Retype the line where "Transcribe the text in this document." appears and each line that follows it down to the last line of the records below. Leave the pictures out.

===== Extracted material =====

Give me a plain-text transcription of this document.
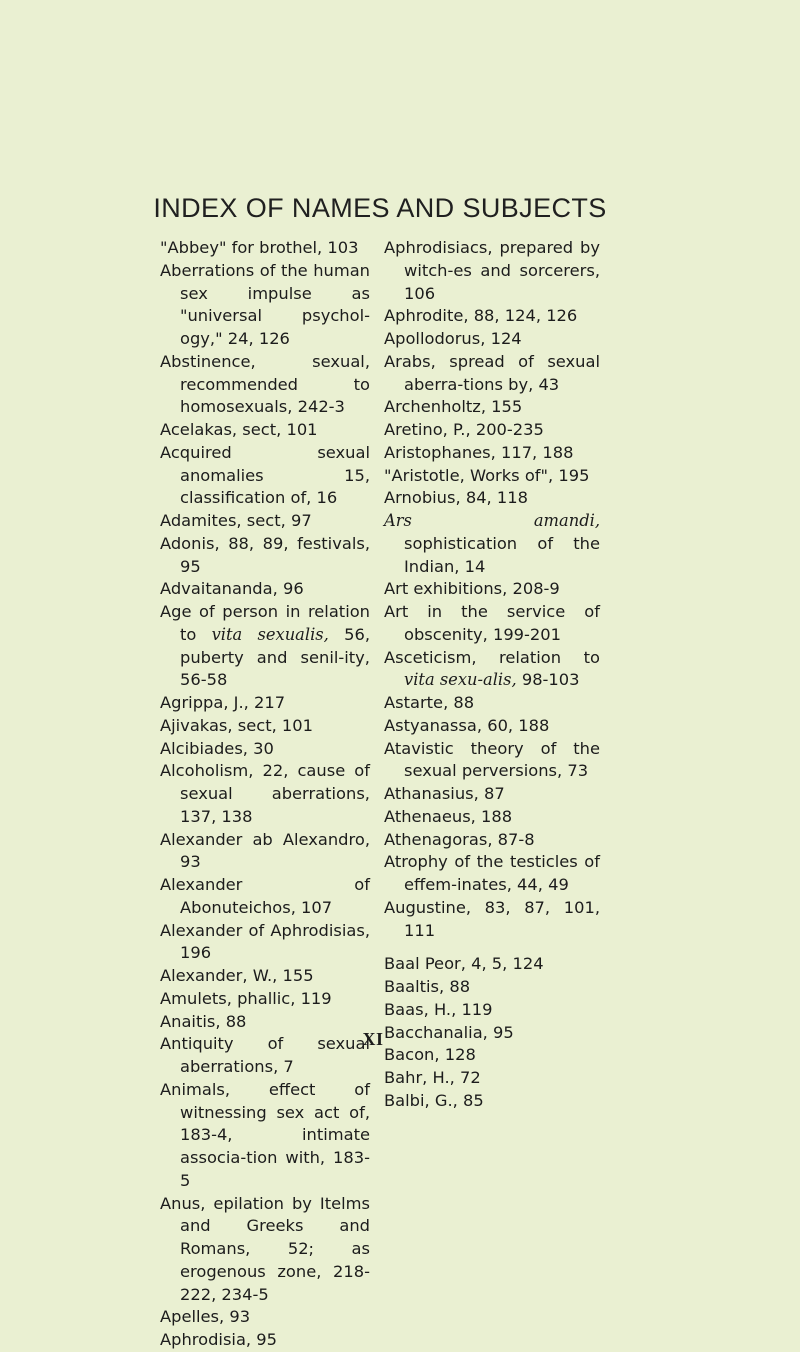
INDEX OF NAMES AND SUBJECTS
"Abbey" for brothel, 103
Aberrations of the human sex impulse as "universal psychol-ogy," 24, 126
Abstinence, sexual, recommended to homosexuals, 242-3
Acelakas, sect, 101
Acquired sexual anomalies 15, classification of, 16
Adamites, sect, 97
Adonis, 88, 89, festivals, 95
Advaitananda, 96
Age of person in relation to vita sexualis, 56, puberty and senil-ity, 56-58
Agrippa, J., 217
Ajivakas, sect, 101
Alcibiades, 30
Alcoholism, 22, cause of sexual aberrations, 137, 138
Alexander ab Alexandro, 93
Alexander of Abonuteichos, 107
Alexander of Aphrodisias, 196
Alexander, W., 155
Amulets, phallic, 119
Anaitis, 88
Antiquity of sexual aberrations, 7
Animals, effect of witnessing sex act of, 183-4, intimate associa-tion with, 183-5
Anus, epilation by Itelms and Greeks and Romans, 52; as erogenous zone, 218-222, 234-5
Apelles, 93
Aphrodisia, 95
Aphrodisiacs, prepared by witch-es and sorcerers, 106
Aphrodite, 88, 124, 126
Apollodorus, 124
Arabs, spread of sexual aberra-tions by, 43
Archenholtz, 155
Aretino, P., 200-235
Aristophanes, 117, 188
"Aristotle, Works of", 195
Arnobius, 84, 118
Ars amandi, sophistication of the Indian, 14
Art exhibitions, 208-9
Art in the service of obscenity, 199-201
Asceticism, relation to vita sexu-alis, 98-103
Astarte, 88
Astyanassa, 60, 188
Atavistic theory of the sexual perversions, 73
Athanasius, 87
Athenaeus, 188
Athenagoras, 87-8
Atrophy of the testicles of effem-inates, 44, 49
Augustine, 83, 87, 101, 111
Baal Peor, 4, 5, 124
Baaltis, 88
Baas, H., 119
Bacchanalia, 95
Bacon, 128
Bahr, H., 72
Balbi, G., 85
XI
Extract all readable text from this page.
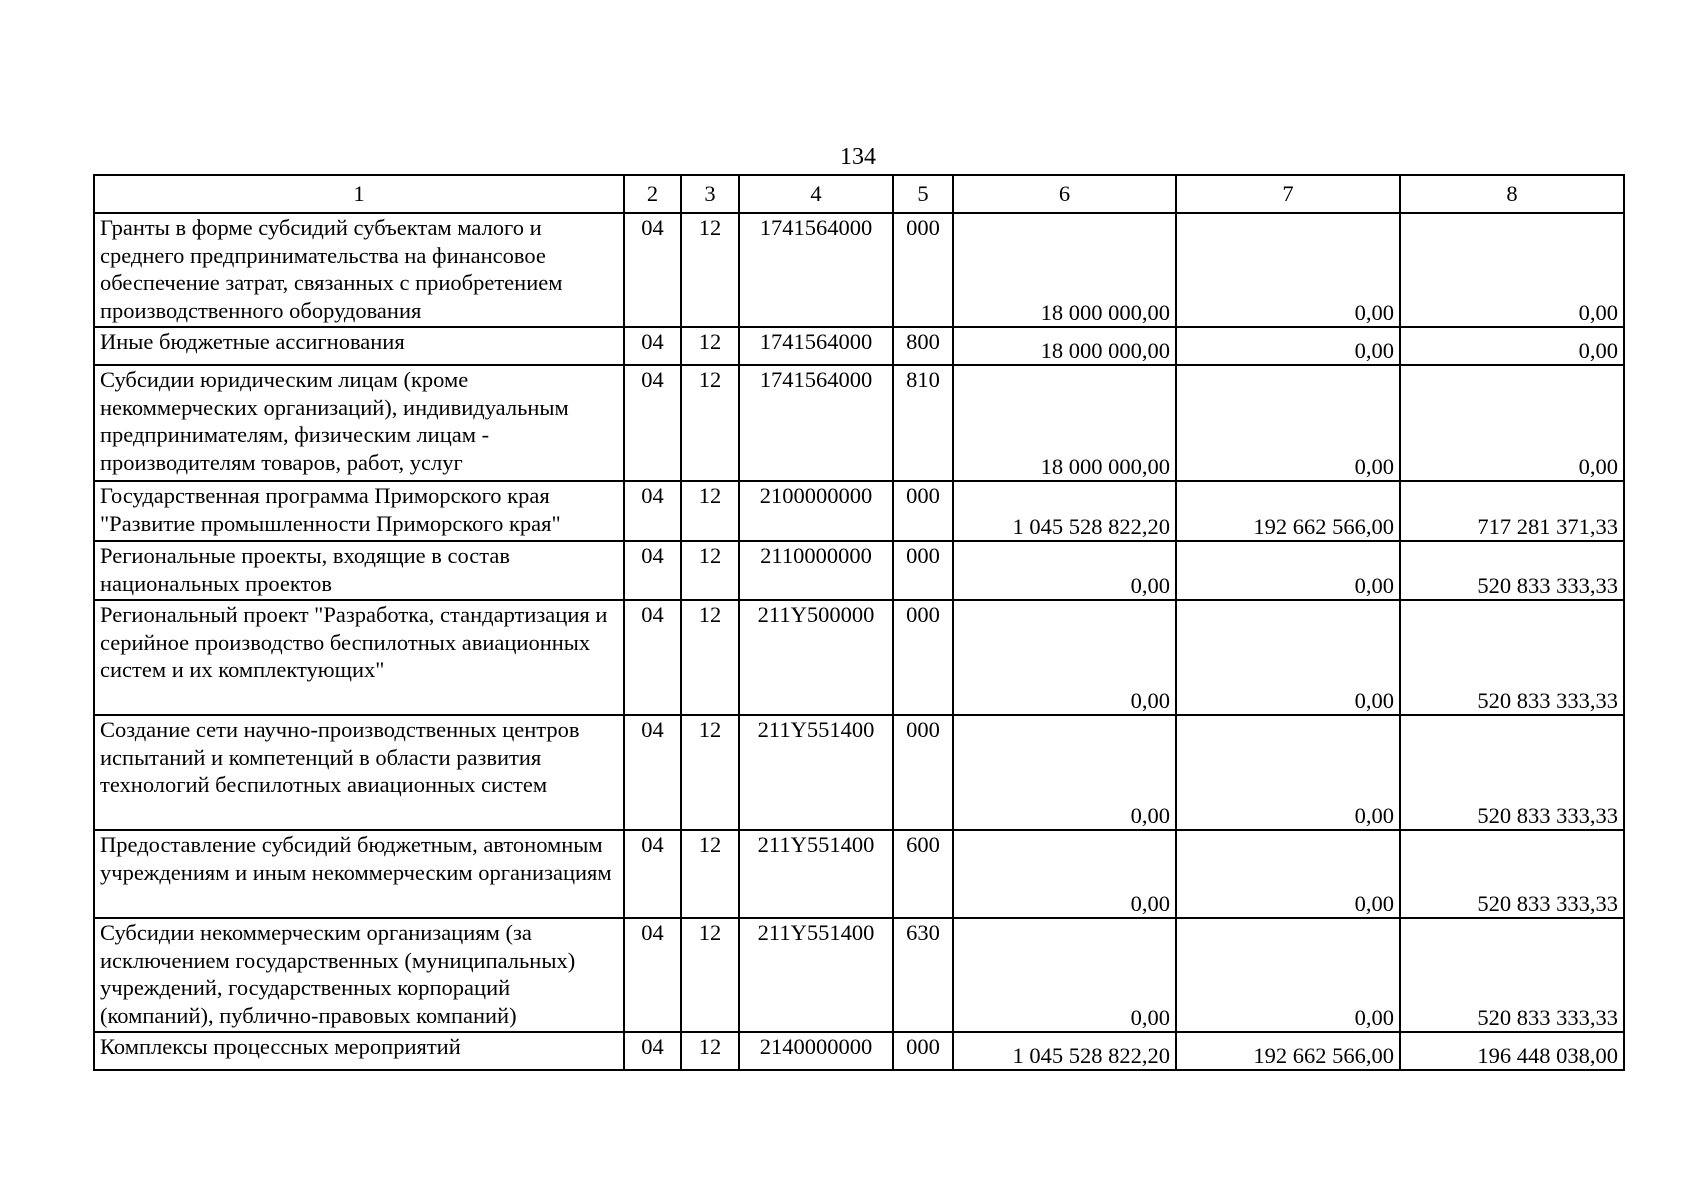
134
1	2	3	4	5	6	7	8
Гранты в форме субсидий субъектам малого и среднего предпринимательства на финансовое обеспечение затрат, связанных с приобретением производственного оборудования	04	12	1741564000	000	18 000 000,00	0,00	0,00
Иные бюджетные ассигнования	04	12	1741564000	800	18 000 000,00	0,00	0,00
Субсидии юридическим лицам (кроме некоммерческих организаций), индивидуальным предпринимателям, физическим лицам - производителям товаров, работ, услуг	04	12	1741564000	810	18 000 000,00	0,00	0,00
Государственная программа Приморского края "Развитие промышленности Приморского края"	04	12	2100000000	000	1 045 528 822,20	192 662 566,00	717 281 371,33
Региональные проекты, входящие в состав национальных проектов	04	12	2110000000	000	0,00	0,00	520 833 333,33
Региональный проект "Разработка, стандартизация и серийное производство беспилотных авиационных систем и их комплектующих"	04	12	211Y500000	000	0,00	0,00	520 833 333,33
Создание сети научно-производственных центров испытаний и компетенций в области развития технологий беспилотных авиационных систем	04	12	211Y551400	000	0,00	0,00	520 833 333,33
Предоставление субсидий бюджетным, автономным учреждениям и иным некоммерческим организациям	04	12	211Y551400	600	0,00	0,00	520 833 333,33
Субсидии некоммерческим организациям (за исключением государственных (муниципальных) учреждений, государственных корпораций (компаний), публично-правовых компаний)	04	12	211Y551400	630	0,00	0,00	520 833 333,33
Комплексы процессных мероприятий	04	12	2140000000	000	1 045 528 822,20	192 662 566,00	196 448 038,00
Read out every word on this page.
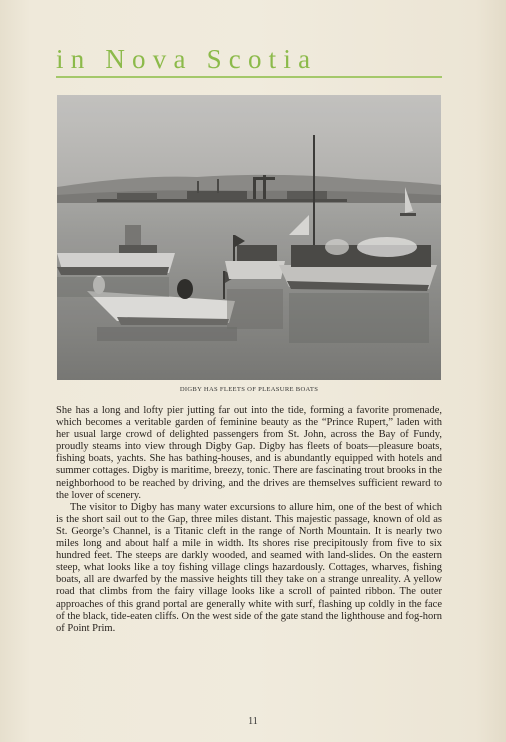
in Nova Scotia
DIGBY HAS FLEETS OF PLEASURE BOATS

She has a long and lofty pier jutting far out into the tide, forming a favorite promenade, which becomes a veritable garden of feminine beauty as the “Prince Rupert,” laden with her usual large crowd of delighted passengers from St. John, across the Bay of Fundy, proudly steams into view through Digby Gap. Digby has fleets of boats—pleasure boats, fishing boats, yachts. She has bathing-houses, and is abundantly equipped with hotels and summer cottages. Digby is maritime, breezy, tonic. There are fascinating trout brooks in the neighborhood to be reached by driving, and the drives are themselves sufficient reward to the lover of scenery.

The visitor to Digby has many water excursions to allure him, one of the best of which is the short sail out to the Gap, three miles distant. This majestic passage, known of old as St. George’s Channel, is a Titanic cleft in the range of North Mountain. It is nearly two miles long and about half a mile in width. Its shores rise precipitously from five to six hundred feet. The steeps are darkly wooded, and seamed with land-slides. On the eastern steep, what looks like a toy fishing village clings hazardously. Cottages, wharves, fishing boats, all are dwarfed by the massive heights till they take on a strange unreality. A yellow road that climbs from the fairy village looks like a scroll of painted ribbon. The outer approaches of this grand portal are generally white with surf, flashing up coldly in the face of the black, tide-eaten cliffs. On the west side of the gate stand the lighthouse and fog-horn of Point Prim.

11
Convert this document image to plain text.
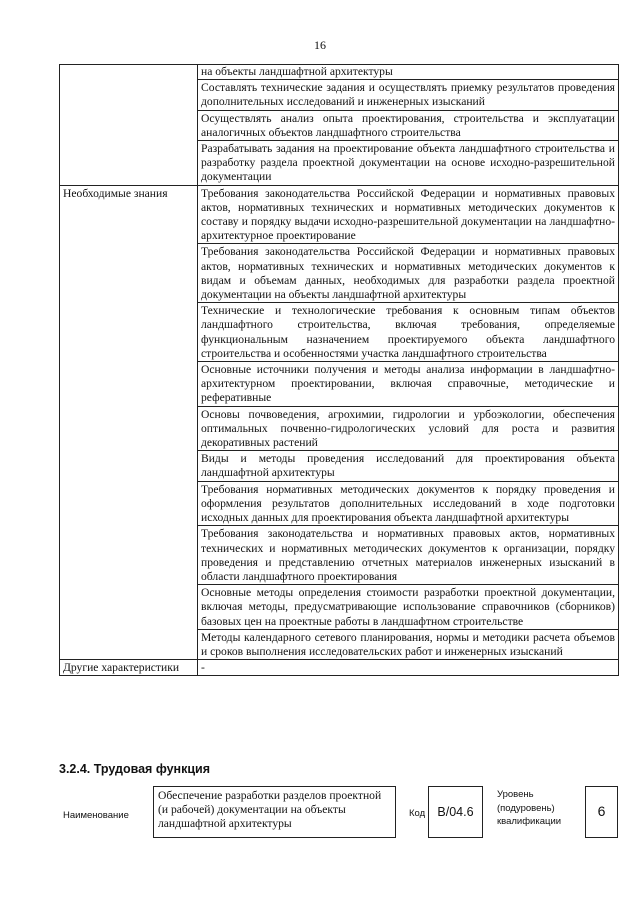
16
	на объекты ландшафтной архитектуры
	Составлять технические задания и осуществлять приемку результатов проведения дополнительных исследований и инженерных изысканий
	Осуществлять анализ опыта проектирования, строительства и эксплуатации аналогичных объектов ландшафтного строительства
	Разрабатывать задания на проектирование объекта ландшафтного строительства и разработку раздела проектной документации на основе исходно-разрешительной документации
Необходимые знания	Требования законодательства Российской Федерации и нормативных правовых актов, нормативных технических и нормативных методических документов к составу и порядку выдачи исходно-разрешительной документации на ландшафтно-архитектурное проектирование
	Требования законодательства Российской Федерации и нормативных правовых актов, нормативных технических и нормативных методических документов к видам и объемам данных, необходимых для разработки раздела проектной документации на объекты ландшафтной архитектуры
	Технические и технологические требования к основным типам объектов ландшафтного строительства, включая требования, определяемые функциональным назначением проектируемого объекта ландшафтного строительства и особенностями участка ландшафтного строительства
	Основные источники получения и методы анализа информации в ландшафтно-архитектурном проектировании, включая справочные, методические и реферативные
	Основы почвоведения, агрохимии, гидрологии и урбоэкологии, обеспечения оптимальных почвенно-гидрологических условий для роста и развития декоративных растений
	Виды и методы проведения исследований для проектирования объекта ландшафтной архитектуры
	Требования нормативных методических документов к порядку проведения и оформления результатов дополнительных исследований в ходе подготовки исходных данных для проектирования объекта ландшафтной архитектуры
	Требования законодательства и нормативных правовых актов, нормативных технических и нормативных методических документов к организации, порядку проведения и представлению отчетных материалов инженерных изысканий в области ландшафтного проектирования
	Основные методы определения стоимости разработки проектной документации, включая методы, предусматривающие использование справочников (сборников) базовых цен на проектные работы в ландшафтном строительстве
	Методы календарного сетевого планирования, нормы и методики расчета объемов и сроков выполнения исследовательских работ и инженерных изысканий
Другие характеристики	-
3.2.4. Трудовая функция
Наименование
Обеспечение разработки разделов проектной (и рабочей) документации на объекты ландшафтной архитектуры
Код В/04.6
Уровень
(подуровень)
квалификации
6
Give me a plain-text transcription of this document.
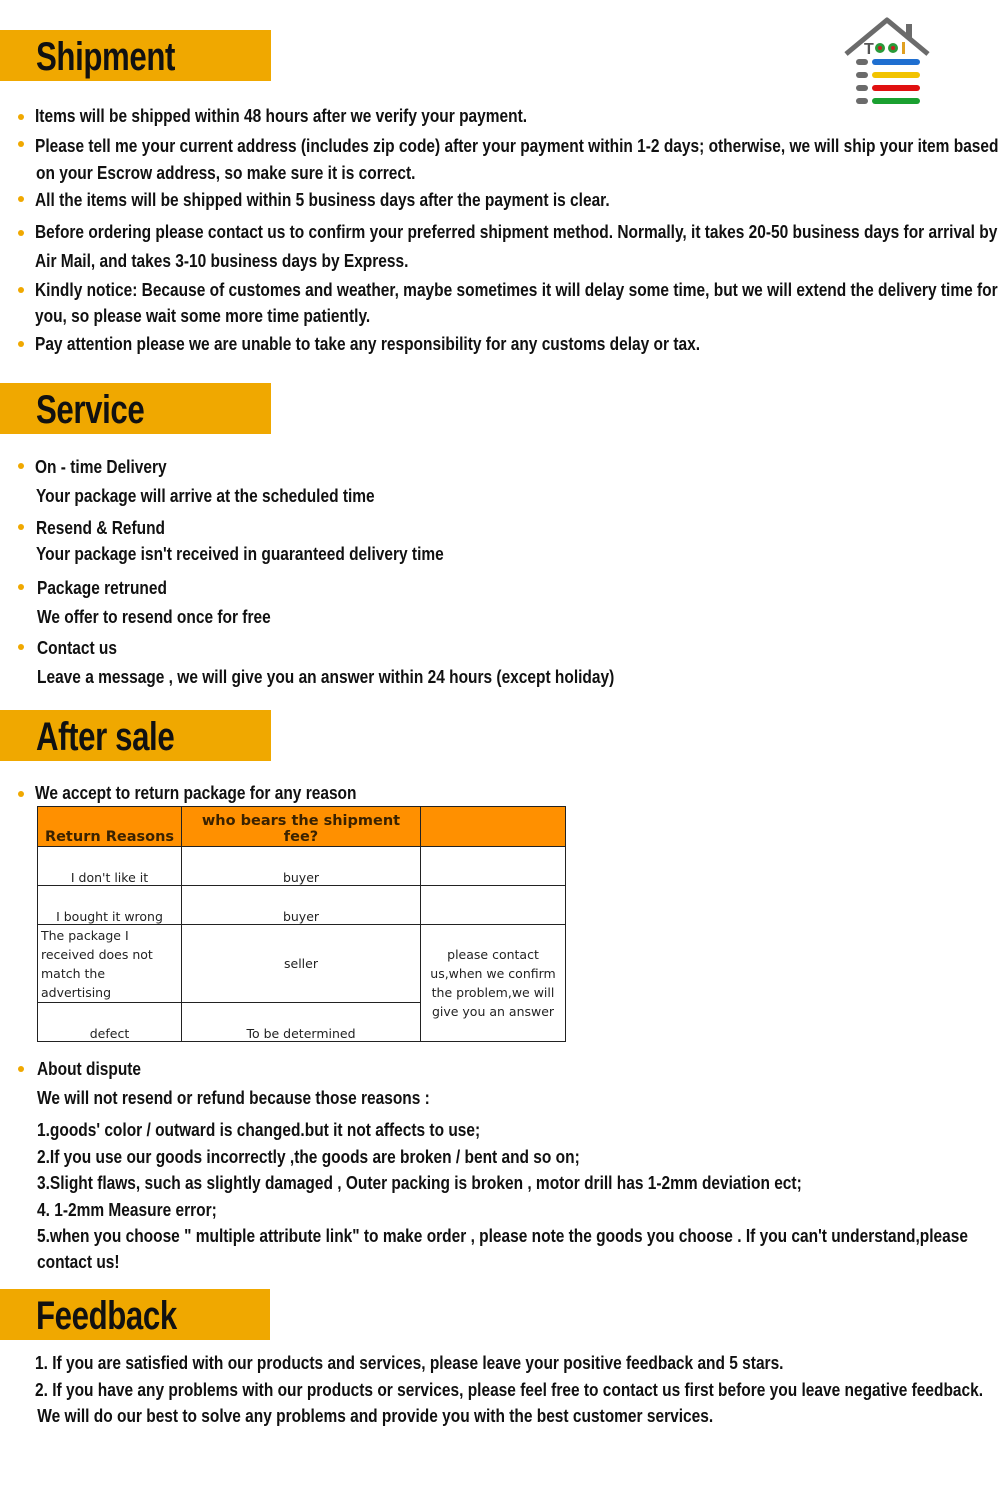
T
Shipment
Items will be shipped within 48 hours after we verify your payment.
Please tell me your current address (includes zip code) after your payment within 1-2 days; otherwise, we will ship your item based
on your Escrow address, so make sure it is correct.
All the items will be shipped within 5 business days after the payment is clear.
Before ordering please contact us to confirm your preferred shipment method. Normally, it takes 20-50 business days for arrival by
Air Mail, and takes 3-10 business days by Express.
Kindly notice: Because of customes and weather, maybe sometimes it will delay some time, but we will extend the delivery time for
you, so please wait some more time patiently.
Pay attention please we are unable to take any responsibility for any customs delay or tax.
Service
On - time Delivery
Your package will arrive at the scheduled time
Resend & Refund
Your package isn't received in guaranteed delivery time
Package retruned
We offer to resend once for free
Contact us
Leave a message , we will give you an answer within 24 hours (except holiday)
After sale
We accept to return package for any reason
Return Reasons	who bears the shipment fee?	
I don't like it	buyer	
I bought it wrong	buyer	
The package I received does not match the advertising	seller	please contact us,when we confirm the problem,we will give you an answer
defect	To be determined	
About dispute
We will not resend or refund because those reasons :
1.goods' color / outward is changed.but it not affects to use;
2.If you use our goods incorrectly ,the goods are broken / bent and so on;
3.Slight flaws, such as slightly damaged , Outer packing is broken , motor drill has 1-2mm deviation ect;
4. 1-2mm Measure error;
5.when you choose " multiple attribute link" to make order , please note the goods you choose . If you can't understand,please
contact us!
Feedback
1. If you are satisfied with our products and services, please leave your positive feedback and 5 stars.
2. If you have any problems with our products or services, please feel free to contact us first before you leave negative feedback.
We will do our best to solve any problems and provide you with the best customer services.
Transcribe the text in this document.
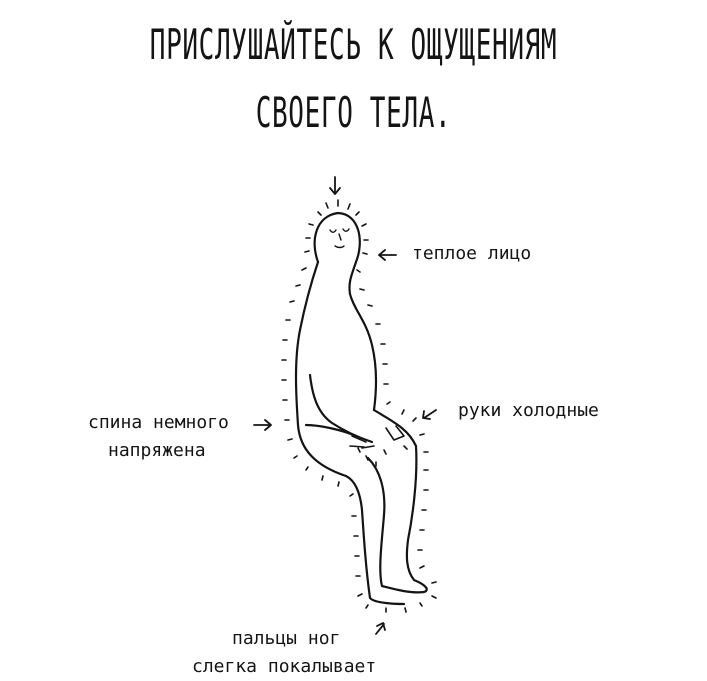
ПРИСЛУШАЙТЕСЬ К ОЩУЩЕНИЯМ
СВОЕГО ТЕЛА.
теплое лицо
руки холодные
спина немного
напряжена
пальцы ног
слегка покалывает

=====

Answer below —
Transcribe the text in this document.
ПРИСЛУШАЙТЕСЬ К ОЩУЩЕНИЯМ
СВОЕГО ТЕЛА.
теплое лицо
руки холодные
спина немного
напряжена
пальцы ног
слегка покалывает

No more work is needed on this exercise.